● **ENTRIES SUPPLIED**:

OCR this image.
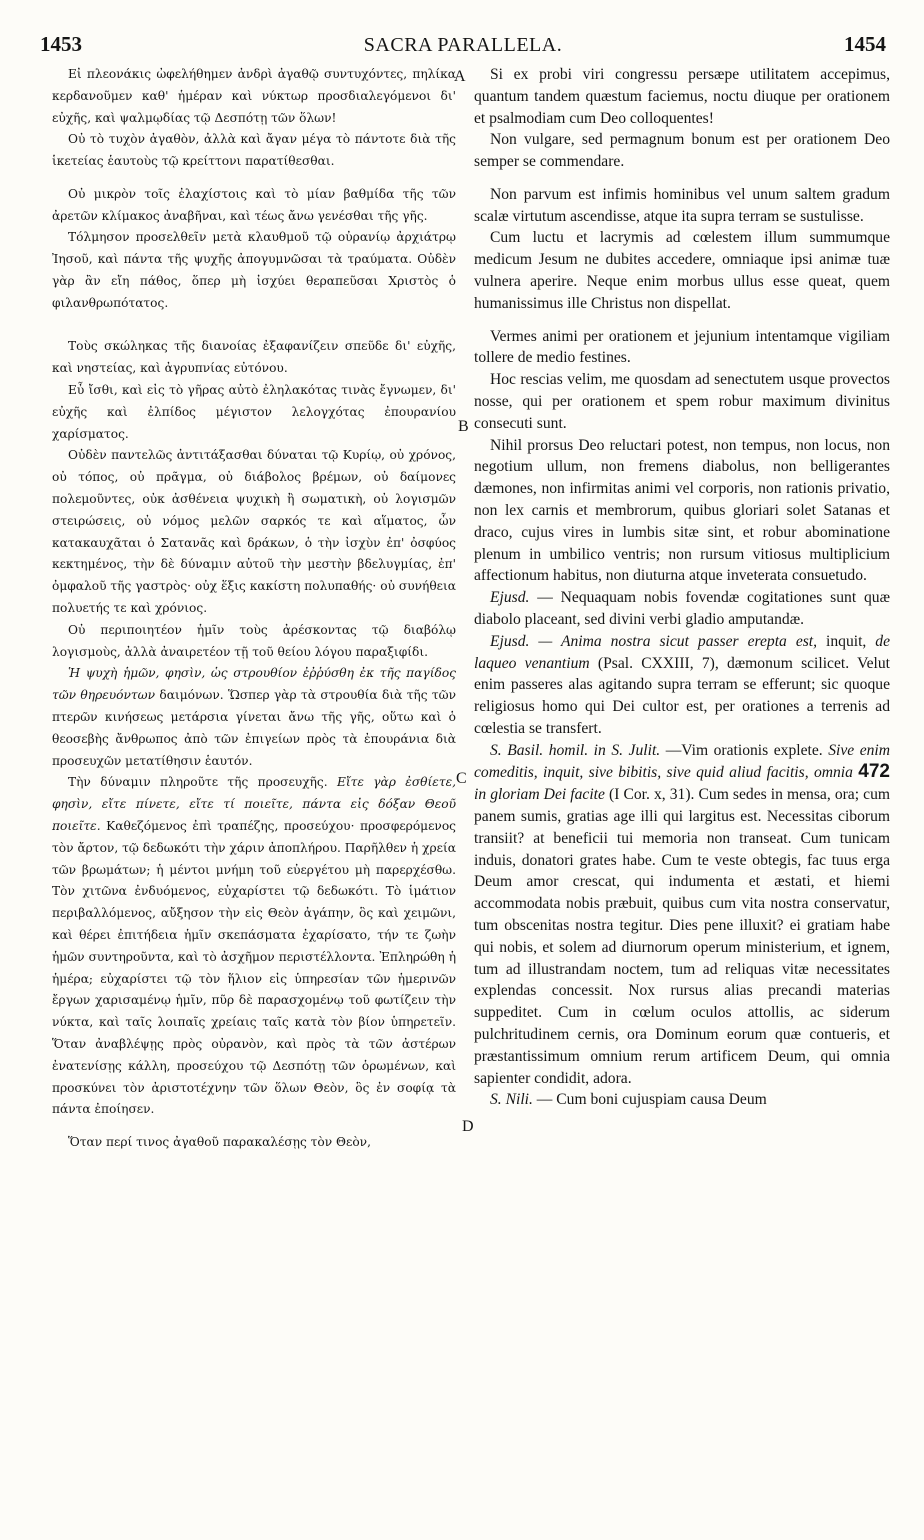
1453	SACRA PARALLELA.	1454
A
B
C
D

Εἰ πλεονάκις ὠφελήθημεν ἀνδρὶ ἀγαθῷ συντυχόντες, πηλίκα κερδανοῦμεν καθ' ἡμέραν καὶ νύκτωρ προσδιαλεγόμενοι δι' εὐχῆς, καὶ ψαλμῳδίας τῷ Δεσπότῃ τῶν ὅλων!

Οὐ τὸ τυχὸν ἀγαθὸν, ἀλλὰ καὶ ἄγαν μέγα τὸ πάντοτε διὰ τῆς ἱκετείας ἑαυτοὺς τῷ κρείττονι παρατίθεσθαι.

Οὐ μικρὸν τοῖς ἐλαχίστοις καὶ τὸ μίαν βαθμίδα τῆς τῶν ἀρετῶν κλίμακος ἀναβῆναι, καὶ τέως ἄνω γενέσθαι τῆς γῆς.

Τόλμησον προσελθεῖν μετὰ κλαυθμοῦ τῷ οὐρανίῳ ἀρχιάτρῳ Ἰησοῦ, καὶ πάντα τῆς ψυχῆς ἀπογυμνῶσαι τὰ τραύματα. Οὐδὲν γὰρ ἂν εἴη πάθος, ὅπερ μὴ ἰσχύει θεραπεῦσαι Χριστὸς ὁ φιλανθρωπότατος.

Τοὺς σκώληκας τῆς διανοίας ἐξαφανίζειν σπεῦδε δι' εὐχῆς, καὶ νηστείας, καὶ ἀγρυπνίας εὐτόνου.

Εὖ ἴσθι, καὶ εἰς τὸ γῆρας αὐτὸ ἐληλακότας τινὰς ἔγνωμεν, δι' εὐχῆς καὶ ἐλπίδος μέγιστον λελογχότας ἐπουρανίου χαρίσματος.

Οὐδὲν παντελῶς ἀντιτάξασθαι δύναται τῷ Κυρίῳ, οὐ χρόνος, οὐ τόπος, οὐ πρᾶγμα, οὐ διάβολος βρέμων, οὐ δαίμονες πολεμοῦντες, οὐκ ἀσθένεια ψυχικὴ ἢ σωματικὴ, οὐ λογισμῶν στειρώσεις, οὐ νόμος μελῶν σαρκός τε καὶ αἵματος, ὧν κατακαυχᾶται ὁ Σατανᾶς καὶ δράκων, ὁ τὴν ἰσχὺν ἐπ' ὀσφύος κεκτημένος, τὴν δὲ δύναμιν αὐτοῦ τὴν μεστὴν βδελυγμίας, ἐπ' ὀμφαλοῦ τῆς γαστρὸς· οὐχ ἕξις κακίστη πολυπαθής· οὐ συνήθεια πολυετής τε καὶ χρόνιος.

Οὐ περιποιητέον ἡμῖν τοὺς ἀρέσκοντας τῷ διαβόλῳ λογισμοὺς, ἀλλὰ ἀναιρετέον τῇ τοῦ θείου λόγου παραξιφίδι.

Ἡ ψυχὴ ἡμῶν, φησὶν, ὡς στρουθίον ἐῤῥύσθη ἐκ τῆς παγίδος τῶν θηρευόντων δαιμόνων. Ὥσπερ γὰρ τὰ στρουθία διὰ τῆς τῶν πτερῶν κινήσεως μετάρσια γίνεται ἄνω τῆς γῆς, οὕτω καὶ ὁ θεοσεβὴς ἄνθρωπος ἀπὸ τῶν ἐπιγείων πρὸς τὰ ἐπουράνια διὰ προσευχῶν μετατίθησιν ἑαυτόν.

Τὴν δύναμιν πληροῦτε τῆς προσευχῆς. Εἴτε γὰρ ἐσθίετε, φησὶν, εἴτε πίνετε, εἴτε τί ποιεῖτε, πάντα εἰς δόξαν Θεοῦ ποιεῖτε. Καθεζόμενος ἐπὶ τραπέζης, προσεύχου· προσφερόμενος τὸν ἄρτον, τῷ δεδωκότι τὴν χάριν ἀποπλήρου. Παρῆλθεν ἡ χρεία τῶν βρωμάτων; ἡ μέντοι μνήμη τοῦ εὐεργέτου μὴ παρερχέσθω. Τὸν χιτῶνα ἐνδυόμενος, εὐχαρίστει τῷ δεδωκότι. Τὸ ἱμάτιον περιβαλλόμενος, αὔξησον τὴν εἰς Θεὸν ἀγάπην, ὃς καὶ χειμῶνι, καὶ θέρει ἐπιτήδεια ἡμῖν σκεπάσματα ἐχαρίσατο, τήν τε ζωὴν ἡμῶν συντηροῦντα, καὶ τὸ ἀσχῆμον περιστέλλοντα. Ἐπληρώθη ἡ ἡμέρα; εὐχαρίστει τῷ τὸν ἥλιον εἰς ὑπηρεσίαν τῶν ἡμερινῶν ἔργων χαρισαμένῳ ἡμῖν, πῦρ δὲ παρασχομένῳ τοῦ φωτίζειν τὴν νύκτα, καὶ ταῖς λοιπαῖς χρείαις ταῖς κατὰ τὸν βίον ὑπηρετεῖν. Ὅταν ἀναβλέψῃς πρὸς οὐρανὸν, καὶ πρὸς τὰ τῶν ἀστέρων ἐνατενίσῃς κάλλη, προσεύχου τῷ Δεσπότῃ τῶν ὁρωμένων, καὶ προσκύνει τὸν ἀριστοτέχνην τῶν ὅλων Θεὸν, ὃς ἐν σοφίᾳ τὰ πάντα ἐποίησεν.

Ὅταν περί τινος ἀγαθοῦ παρακαλέσῃς τὸν Θεὸν,

Si ex probi viri congressu persæpe utilitatem accepimus, quantum tandem quæstum faciemus, noctu diuque per orationem et psalmodiam cum Deo colloquentes!

Non vulgare, sed permagnum bonum est per orationem Deo semper se commendare.

Non parvum est infimis hominibus vel unum saltem gradum scalæ virtutum ascendisse, atque ita supra terram se sustulisse.

Cum luctu et lacrymis ad cœlestem illum summumque medicum Jesum ne dubites accedere, omniaque ipsi animæ tuæ vulnera aperire. Neque enim morbus ullus esse queat, quem humanissimus ille Christus non dispellat.

Vermes animi per orationem et jejunium intentamque vigiliam tollere de medio festines.

Hoc rescias velim, me quosdam ad senectutem usque provectos nosse, qui per orationem et spem robur maximum divinitus consecuti sunt.

Nihil prorsus Deo reluctari potest, non tempus, non locus, non negotium ullum, non fremens diabolus, non belligerantes dæmones, non infirmitas animi vel corporis, non rationis privatio, non lex carnis et membrorum, quibus gloriari solet Satanas et draco, cujus vires in lumbis sitæ sint, et robur abominatione plenum in umbilico ventris; non rursum vitiosus multiplicium affectionum habitus, non diuturna atque inveterata consuetudo.

Ejusd. — Nequaquam nobis fovendæ cogitationes sunt quæ diabolo placeant, sed divini verbi gladio amputandæ.

Ejusd. — Anima nostra sicut passer erepta est, inquit, de laqueo venantium (Psal. CXXIII, 7), dæmonum scilicet. Velut enim passeres alas agitando supra terram se efferunt; sic quoque religiosus homo qui Dei cultor est, per orationes a terrenis ad cœlestia se transfert.

S. Basil. homil. in S. Julit. —Vim orationis explete. Sive enim comeditis, inquit, sive bibitis, sive quid aliud facitis, omnia 472 in gloriam Dei facite (I Cor. x, 31). Cum sedes in mensa, ora; cum panem sumis, gratias age illi qui largitus est. Necessitas ciborum transiit? at beneficii tui memoria non transeat. Cum tunicam induis, donatori grates habe. Cum te veste obtegis, fac tuus erga Deum amor crescat, qui indumenta et æstati, et hiemi accommodata nobis præbuit, quibus cum vita nostra conservatur, tum obscenitas nostra tegitur. Dies pene illuxit? ei gratiam habe qui nobis, et solem ad diurnorum operum ministerium, et ignem, tum ad illustrandam noctem, tum ad reliquas vitæ necessitates explendas concessit. Nox rursus alias precandi materias suppeditet. Cum in cœlum oculos attollis, ac siderum pulchritudinem cernis, ora Dominum eorum quæ contueris, et præstantissimum omnium rerum artificem Deum, qui omnia sapienter condidit, adora.

S. Nili. — Cum boni cujuspiam causa Deum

● **WHAT IS ASKED**: Check each line in the records for the word "supra" and say how many have it, with nothing else.

● **TASK OUTPUT**: 2